Reproduce the data below line for line without any alteration, leaving out the pictures.

/---

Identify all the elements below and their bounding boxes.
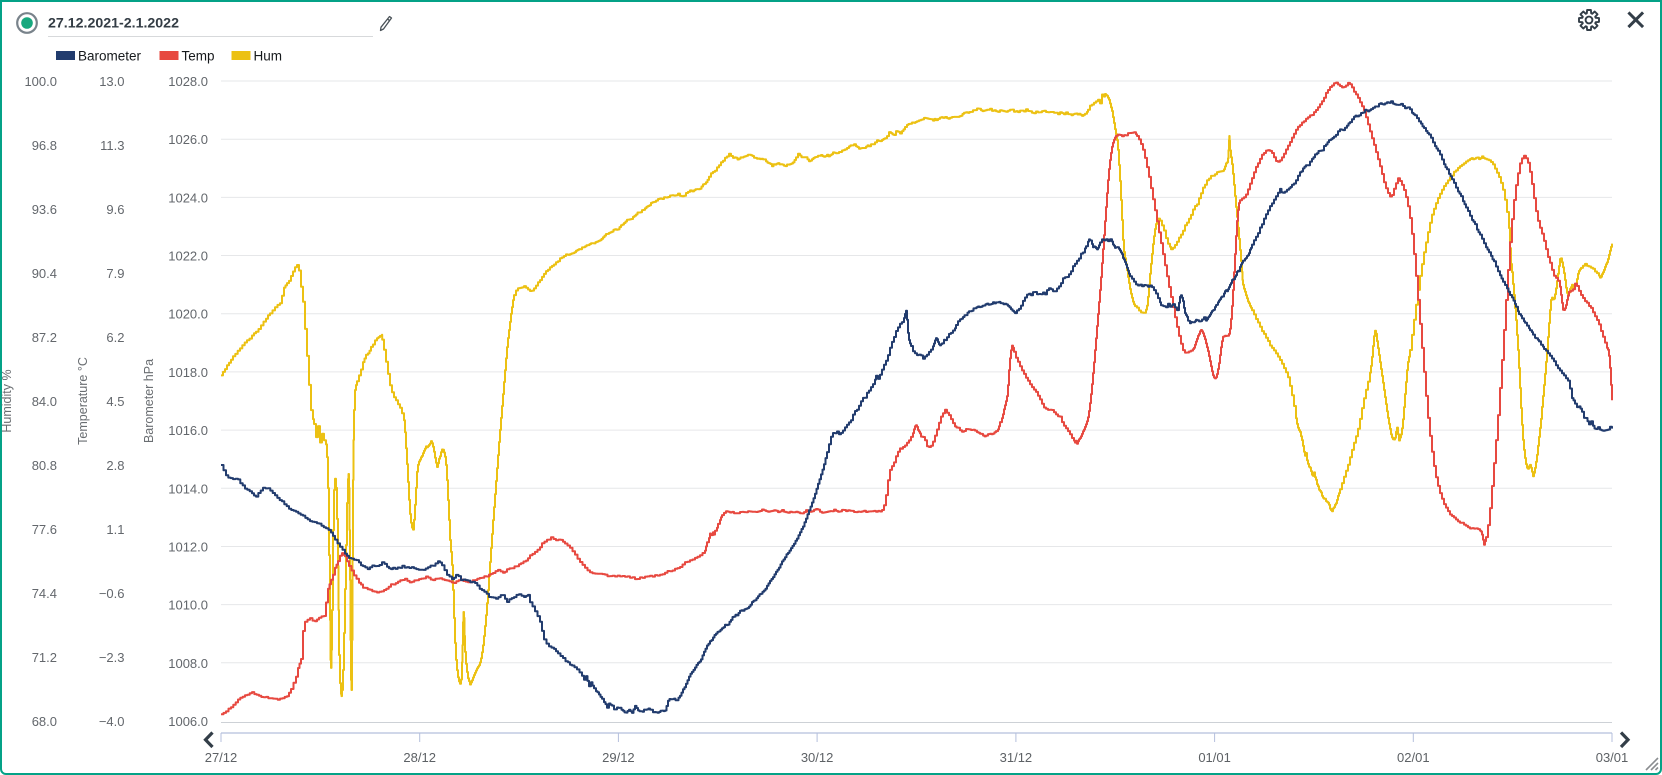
svg-text:31/12: 31/12	[1000, 750, 1033, 765]
svg-text:68.0: 68.0	[32, 714, 57, 729]
svg-text:Barometer hPa: Barometer hPa	[142, 359, 156, 443]
svg-text:1020.0: 1020.0	[168, 307, 208, 322]
svg-text:74.4: 74.4	[32, 586, 57, 601]
svg-text:84.0: 84.0	[32, 394, 57, 409]
svg-text:02/01: 02/01	[1397, 750, 1430, 765]
svg-text:4.5: 4.5	[106, 394, 124, 409]
svg-text:11.3: 11.3	[100, 138, 124, 153]
svg-text:96.8: 96.8	[32, 138, 57, 153]
svg-text:1026.0: 1026.0	[168, 132, 208, 147]
svg-text:80.8: 80.8	[32, 458, 57, 473]
svg-text:1028.0: 1028.0	[168, 74, 208, 89]
svg-text:03/01: 03/01	[1596, 750, 1629, 765]
svg-text:1022.0: 1022.0	[168, 249, 208, 264]
svg-text:1016.0: 1016.0	[168, 423, 208, 438]
svg-text:27/12: 27/12	[205, 750, 238, 765]
svg-text:30/12: 30/12	[801, 750, 834, 765]
svg-text:77.6: 77.6	[32, 522, 57, 537]
svg-text:Hum: Hum	[254, 49, 283, 64]
svg-text:7.9: 7.9	[106, 266, 124, 281]
svg-text:2.8: 2.8	[106, 458, 124, 473]
svg-text:1018.0: 1018.0	[168, 365, 208, 380]
svg-text:1024.0: 1024.0	[168, 190, 208, 205]
svg-text:28/12: 28/12	[403, 750, 436, 765]
svg-text:87.2: 87.2	[32, 330, 57, 345]
svg-text:29/12: 29/12	[602, 750, 635, 765]
svg-text:13.0: 13.0	[99, 74, 124, 89]
svg-text:93.6: 93.6	[32, 202, 57, 217]
svg-text:Barometer: Barometer	[78, 49, 142, 64]
svg-text:9.6: 9.6	[106, 202, 124, 217]
svg-text:−2.3: −2.3	[99, 650, 125, 665]
svg-text:Temperature °C: Temperature °C	[76, 357, 90, 445]
svg-text:−0.6: −0.6	[99, 586, 125, 601]
svg-text:1008.0: 1008.0	[168, 656, 208, 671]
svg-text:6.2: 6.2	[106, 330, 124, 345]
svg-text:1014.0: 1014.0	[168, 481, 208, 496]
svg-text:27.12.2021-2.1.2022: 27.12.2021-2.1.2022	[48, 16, 179, 32]
svg-text:1006.0: 1006.0	[168, 714, 208, 729]
svg-text:90.4: 90.4	[32, 266, 57, 281]
svg-text:1010.0: 1010.0	[168, 598, 208, 613]
svg-text:Temp: Temp	[182, 49, 215, 64]
svg-text:1012.0: 1012.0	[168, 540, 208, 555]
svg-text:−4.0: −4.0	[99, 714, 125, 729]
svg-text:01/01: 01/01	[1198, 750, 1231, 765]
svg-text:71.2: 71.2	[32, 650, 57, 665]
svg-text:1.1: 1.1	[106, 522, 124, 537]
svg-text:100.0: 100.0	[24, 74, 57, 89]
svg-text:Humidity %: Humidity %	[0, 369, 14, 432]
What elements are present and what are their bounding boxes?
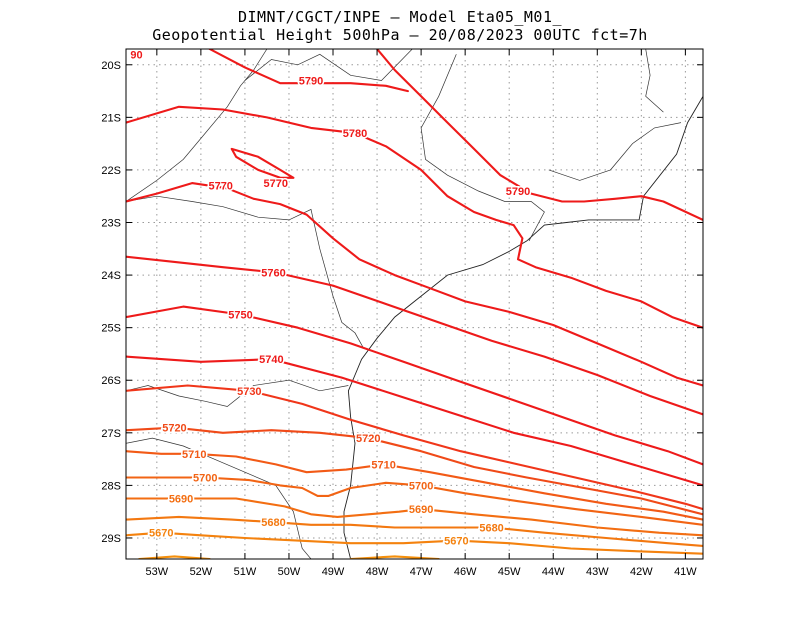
contour-line-5790: [208, 49, 409, 93]
tick-label-lon: 49W: [322, 566, 345, 578]
contour-line-5760: [126, 255, 703, 416]
tick-label-lat: 28S: [101, 480, 121, 492]
contour-label-5710: 5710: [371, 459, 395, 471]
tick-label-lon: 48W: [366, 566, 389, 578]
tick-label-lon: 45W: [498, 566, 521, 578]
contour-label-5750: 5750: [228, 310, 252, 322]
contour-label-5700: 5700: [193, 473, 217, 485]
state-border: [645, 49, 664, 113]
tick-label-lat: 23S: [101, 218, 121, 230]
tick-label-lon: 44W: [542, 566, 565, 578]
contour-label-5760: 5760: [261, 267, 285, 279]
contour-label-5720: 5720: [356, 433, 380, 445]
contour-layer: [126, 49, 703, 559]
tick-label-lat: 20S: [101, 60, 121, 72]
contour-label-5790: 5790: [299, 76, 323, 88]
contour-label-5770: 5770: [208, 181, 232, 193]
contour-line-5770: [230, 147, 295, 179]
tick-label-lon: 50W: [278, 566, 301, 578]
tick-label-lon: 46W: [454, 566, 477, 578]
tick-label-lat: 22S: [101, 165, 121, 177]
contour-label-5770: 5770: [264, 178, 288, 190]
contour-line-5670: [126, 531, 703, 555]
state-border: [126, 437, 312, 559]
tick-label-lon: 41W: [674, 566, 697, 578]
tick-label-lat: 26S: [101, 375, 121, 387]
tick-label-lat: 24S: [101, 270, 121, 282]
tick-label-lon: 47W: [410, 566, 433, 578]
tick-label-lat: 27S: [101, 428, 121, 440]
edge-contour-label: 90: [130, 49, 142, 61]
state-border: [548, 122, 682, 181]
contour-line-5750: [126, 305, 703, 466]
contour-line-5790: [376, 49, 703, 221]
contour-line-5690: [126, 497, 703, 537]
contour-line-5770: [126, 182, 703, 387]
title-line-2: Geopotential Height 500hPa — 20/08/2023 …: [152, 26, 648, 44]
contour-label-5700: 5700: [409, 480, 433, 492]
contour-line-5780: [126, 105, 703, 329]
contour-line-5680: [126, 515, 703, 547]
coastline: [343, 96, 703, 559]
state-border: [244, 49, 413, 81]
contour-label-5730: 5730: [237, 386, 261, 398]
contour-label-5780: 5780: [343, 128, 367, 140]
tick-label-lon: 43W: [586, 566, 609, 578]
tick-label-lat: 21S: [101, 112, 121, 124]
plot-frame: [125, 48, 704, 560]
state-border: [420, 54, 545, 242]
contour-label-5680: 5680: [261, 517, 285, 529]
contour-line-5730: [126, 384, 703, 511]
contour-label-layer: 5790 5790 5780 5770 5770 5760 5750 5740 5730 5720…: [130, 49, 531, 549]
contour-line-5660: [138, 555, 211, 559]
contour-label-5690: 5690: [409, 504, 433, 516]
contour-label-5670: 5670: [149, 528, 173, 540]
contour-label-5690: 5690: [169, 494, 193, 506]
contour-line-5720: [126, 426, 703, 516]
contour-label-5740: 5740: [259, 354, 283, 366]
contour-line-5710: [126, 450, 703, 521]
tick-label-lon: 42W: [630, 566, 653, 578]
title-line-1: DIMNT/CGCT/INPE — Model Eta05_M01_: [237, 8, 563, 26]
state-border: [126, 49, 268, 202]
axis-layer: 53W 52W 51W 50W 49W 48W 47W 46W 45W 44W 43W 42W 41W 2…: [101, 49, 703, 578]
tick-label-lat: 25S: [101, 323, 121, 335]
tick-label-lon: 52W: [190, 566, 213, 578]
contour-label-5680: 5680: [479, 522, 503, 534]
contour-label-5670: 5670: [444, 536, 468, 548]
contour-line-5660: [349, 555, 440, 559]
contour-label-5710: 5710: [182, 449, 206, 461]
tick-label-lat: 29S: [101, 533, 121, 545]
contour-label-5720: 5720: [162, 423, 186, 435]
state-border: [126, 195, 365, 349]
contour-line-5700: [126, 476, 703, 526]
tick-label-lon: 51W: [234, 566, 257, 578]
contour-line-5740: [126, 355, 703, 487]
tick-label-lon: 53W: [146, 566, 169, 578]
contour-label-5790: 5790: [506, 186, 530, 198]
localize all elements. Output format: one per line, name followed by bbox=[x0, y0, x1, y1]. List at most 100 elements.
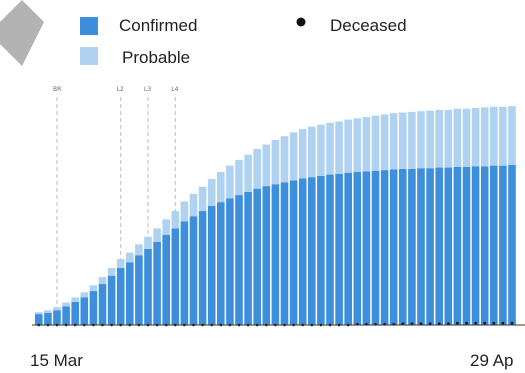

\---

** SOLUTION FOR THIS PROBLEM **
Identify all the elements below and their bounding boxes.
svg-text:31/12: 31/12	[1000, 750, 1033, 765]
svg-text:68.0: 68.0	[32, 714, 57, 729]
svg-text:Barometer hPa: Barometer hPa	[142, 359, 156, 443]
svg-text:1020.0: 1020.0	[168, 307, 208, 322]
svg-text:74.4: 74.4	[32, 586, 57, 601]
svg-text:84.0: 84.0	[32, 394, 57, 409]
svg-text:02/01: 02/01	[1397, 750, 1430, 765]
svg-text:4.5: 4.5	[106, 394, 124, 409]
svg-text:11.3: 11.3	[100, 138, 124, 153]
svg-text:96.8: 96.8	[32, 138, 57, 153]
svg-text:1026.0: 1026.0	[168, 132, 208, 147]
svg-text:80.8: 80.8	[32, 458, 57, 473]
svg-text:1028.0: 1028.0	[168, 74, 208, 89]
svg-text:03/01: 03/01	[1596, 750, 1629, 765]
svg-text:1022.0: 1022.0	[168, 249, 208, 264]
svg-text:1016.0: 1016.0	[168, 423, 208, 438]
svg-text:27/12: 27/12	[205, 750, 238, 765]
svg-text:30/12: 30/12	[801, 750, 834, 765]
svg-text:77.6: 77.6	[32, 522, 57, 537]
svg-text:Hum: Hum	[254, 49, 283, 64]
svg-text:7.9: 7.9	[106, 266, 124, 281]
svg-text:2.8: 2.8	[106, 458, 124, 473]
svg-text:1018.0: 1018.0	[168, 365, 208, 380]
svg-text:1024.0: 1024.0	[168, 190, 208, 205]
svg-text:28/12: 28/12	[403, 750, 436, 765]
svg-text:87.2: 87.2	[32, 330, 57, 345]
svg-text:29/12: 29/12	[602, 750, 635, 765]
svg-text:13.0: 13.0	[99, 74, 124, 89]
svg-text:93.6: 93.6	[32, 202, 57, 217]
svg-text:Barometer: Barometer	[78, 49, 142, 64]
svg-text:9.6: 9.6	[106, 202, 124, 217]
svg-text:−2.3: −2.3	[99, 650, 125, 665]
svg-text:Temperature °C: Temperature °C	[76, 357, 90, 445]
svg-text:−0.6: −0.6	[99, 586, 125, 601]
svg-text:1008.0: 1008.0	[168, 656, 208, 671]
svg-text:6.2: 6.2	[106, 330, 124, 345]
svg-text:1014.0: 1014.0	[168, 481, 208, 496]
svg-text:27.12.2021-2.1.2022: 27.12.2021-2.1.2022	[48, 16, 179, 32]
svg-text:1006.0: 1006.0	[168, 714, 208, 729]
svg-text:90.4: 90.4	[32, 266, 57, 281]
svg-text:1010.0: 1010.0	[168, 598, 208, 613]
svg-text:Temp: Temp	[182, 49, 215, 64]
svg-text:1012.0: 1012.0	[168, 540, 208, 555]
svg-text:−4.0: −4.0	[99, 714, 125, 729]
svg-text:01/01: 01/01	[1198, 750, 1231, 765]
svg-text:71.2: 71.2	[32, 650, 57, 665]
svg-text:1.1: 1.1	[106, 522, 124, 537]
svg-text:100.0: 100.0	[24, 74, 57, 89]
svg-text:Humidity %: Humidity %	[0, 369, 14, 432]
What elements are present and what are their bounding boxes?
contour-line-5790: [208, 49, 409, 93]
tick-label-lon: 49W: [322, 566, 345, 578]
contour-line-5760: [126, 255, 703, 416]
tick-label-lat: 28S: [101, 480, 121, 492]
contour-label-5710: 5710: [371, 459, 395, 471]
tick-label-lon: 48W: [366, 566, 389, 578]
tick-label-lon: 45W: [498, 566, 521, 578]
contour-label-5750: 5750: [228, 310, 252, 322]
contour-label-5700: 5700: [193, 473, 217, 485]
state-border: [645, 49, 664, 113]
tick-label-lat: 23S: [101, 218, 121, 230]
tick-label-lon: 44W: [542, 566, 565, 578]
contour-label-5760: 5760: [261, 267, 285, 279]
contour-label-5720: 5720: [356, 433, 380, 445]
contour-layer: [126, 49, 703, 559]
tick-label-lat: 20S: [101, 60, 121, 72]
contour-label-5790: 5790: [299, 76, 323, 88]
contour-label-5770: 5770: [208, 181, 232, 193]
contour-line-5770: [230, 147, 295, 179]
tick-label-lon: 50W: [278, 566, 301, 578]
tick-label-lon: 46W: [454, 566, 477, 578]
tick-label-lat: 22S: [101, 165, 121, 177]
contour-label-5770: 5770: [264, 178, 288, 190]
contour-line-5670: [126, 531, 703, 555]
state-border: [126, 437, 312, 559]
tick-label-lon: 41W: [674, 566, 697, 578]
tick-label-lat: 26S: [101, 375, 121, 387]
tick-label-lat: 24S: [101, 270, 121, 282]
tick-label-lon: 47W: [410, 566, 433, 578]
tick-label-lat: 27S: [101, 428, 121, 440]
edge-contour-label: 90: [130, 49, 142, 61]
state-border: [548, 122, 682, 181]
contour-line-5750: [126, 305, 703, 466]
contour-line-5790: [376, 49, 703, 221]
contour-line-5690: [126, 497, 703, 537]
contour-line-5770: [126, 182, 703, 387]
title-line-2: Geopotential Height 500hPa — 20/08/2023 …: [152, 26, 648, 44]
contour-label-5700: 5700: [409, 480, 433, 492]
contour-line-5780: [126, 105, 703, 329]
contour-line-5680: [126, 515, 703, 547]
coastline: [343, 96, 703, 559]
state-border: [244, 49, 413, 81]
contour-label-5730: 5730: [237, 386, 261, 398]
contour-label-5780: 5780: [343, 128, 367, 140]
tick-label-lon: 43W: [586, 566, 609, 578]
tick-label-lat: 21S: [101, 112, 121, 124]
plot-frame: [125, 48, 704, 560]
state-border: [420, 54, 545, 242]
contour-label-5680: 5680: [261, 517, 285, 529]
contour-line-5730: [126, 384, 703, 511]
contour-label-layer: 5790 5790 5780 5770 5770 5760 5750 5740 5730 5720…: [130, 49, 531, 549]
contour-line-5660: [138, 555, 211, 559]
contour-label-5690: 5690: [409, 504, 433, 516]
contour-label-5670: 5670: [149, 528, 173, 540]
contour-label-5690: 5690: [169, 494, 193, 506]
contour-line-5720: [126, 426, 703, 516]
contour-label-5740: 5740: [259, 354, 283, 366]
contour-line-5710: [126, 450, 703, 521]
tick-label-lon: 42W: [630, 566, 653, 578]
title-line-1: DIMNT/CGCT/INPE — Model Eta05_M01_: [237, 8, 563, 26]
state-border: [126, 49, 268, 202]
axis-layer: 53W 52W 51W 50W 49W 48W 47W 46W 45W 44W 43W 42W 41W 2…: [101, 49, 703, 578]
tick-label-lat: 25S: [101, 323, 121, 335]
tick-label-lon: 52W: [190, 566, 213, 578]
contour-label-5680: 5680: [479, 522, 503, 534]
contour-label-5670: 5670: [444, 536, 468, 548]
contour-line-5660: [349, 555, 440, 559]
contour-label-5710: 5710: [182, 449, 206, 461]
tick-label-lat: 29S: [101, 533, 121, 545]
contour-label-5720: 5720: [162, 423, 186, 435]
state-border: [126, 195, 365, 349]
contour-line-5700: [126, 476, 703, 526]
tick-label-lon: 51W: [234, 566, 257, 578]
contour-line-5740: [126, 355, 703, 487]
tick-label-lon: 53W: [146, 566, 169, 578]
contour-label-5790: 5790: [506, 186, 530, 198]
localize all elements. Output format: one per line, name followed by bbox=[x0, y0, x1, y1]. List at most 100 elements.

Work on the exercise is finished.